(WHAT YOU HAVE TO DO): Return each line of the listing below, unchanged, and omit the images.

[START OF MATERIAL]

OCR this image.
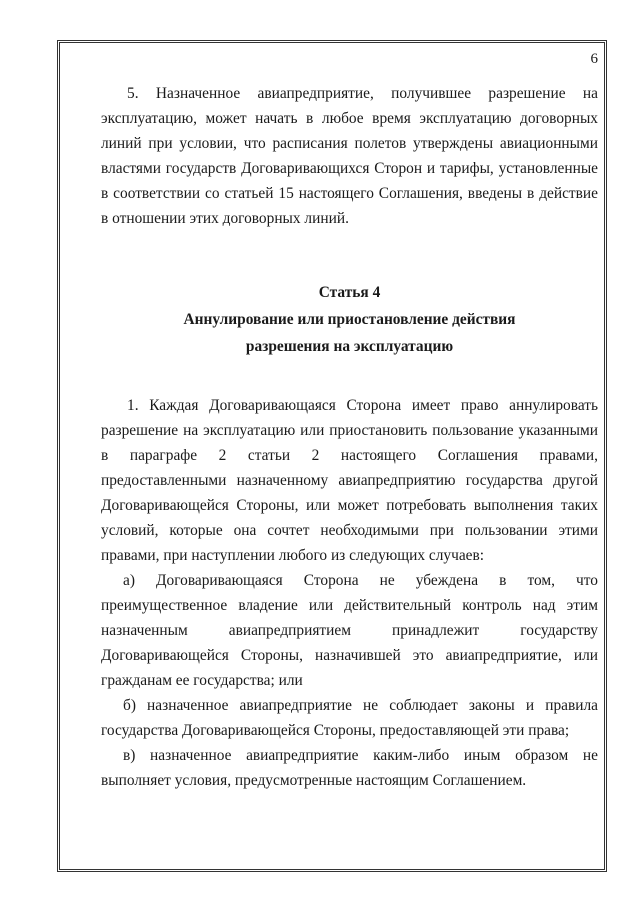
6

5. Назначенное авиапредприятие, получившее разрешение на эксплуатацию, может начать в любое время эксплуатацию договорных линий при условии, что расписания полетов утверждены авиационными властями государств Договаривающихся Сторон и тарифы, установленные в соответствии со статьей 15 настоящего Соглашения, введены в действие в отношении этих договорных линий.

Статья 4
Аннулирование или приостановление действия
разрешения на эксплуатацию

1. Каждая Договаривающаяся Сторона имеет право аннулировать разрешение на эксплуатацию или приостановить пользование указанными в параграфе 2 статьи 2 настоящего Соглашения правами, предоставленными назначенному авиапредприятию государства другой Договаривающейся Стороны, или может потребовать выполнения таких условий, которые она сочтет необходимыми при пользовании этими правами, при наступлении любого из следующих случаев:

а) Договаривающаяся Сторона не убеждена в том, что преимущественное владение или действительный контроль над этим назначенным авиапредприятием принадлежит государству Договаривающейся Стороны, назначившей это авиапредприятие, или гражданам ее государства; или

б) назначенное авиапредприятие не соблюдает законы и правила государства Договаривающейся Стороны, предоставляющей эти права;

в) назначенное авиапредприятие каким-либо иным образом не выполняет условия, предусмотренные настоящим Соглашением.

[END OF MATERIAL]

(ANSWER TO THE PROBLEM):
OCR this image.
6

5. Назначенное авиапредприятие, получившее разрешение на эксплуатацию, может начать в любое время эксплуатацию договорных линий при условии, что расписания полетов утверждены авиационными властями государств Договаривающихся Сторон и тарифы, установленные в соответствии со статьей 15 настоящего Соглашения, введены в действие в отношении этих договорных линий.

Статья 4
Аннулирование или приостановление действия
разрешения на эксплуатацию

1. Каждая Договаривающаяся Сторона имеет право аннулировать разрешение на эксплуатацию или приостановить пользование указанными в параграфе 2 статьи 2 настоящего Соглашения правами, предоставленными назначенному авиапредприятию государства другой Договаривающейся Стороны, или может потребовать выполнения таких условий, которые она сочтет необходимыми при пользовании этими правами, при наступлении любого из следующих случаев:

а) Договаривающаяся Сторона не убеждена в том, что преимущественное владение или действительный контроль над этим назначенным авиапредприятием принадлежит государству Договаривающейся Стороны, назначившей это авиапредприятие, или гражданам ее государства; или

б) назначенное авиапредприятие не соблюдает законы и правила государства Договаривающейся Стороны, предоставляющей эти права;

в) назначенное авиапредприятие каким-либо иным образом не выполняет условия, предусмотренные настоящим Соглашением.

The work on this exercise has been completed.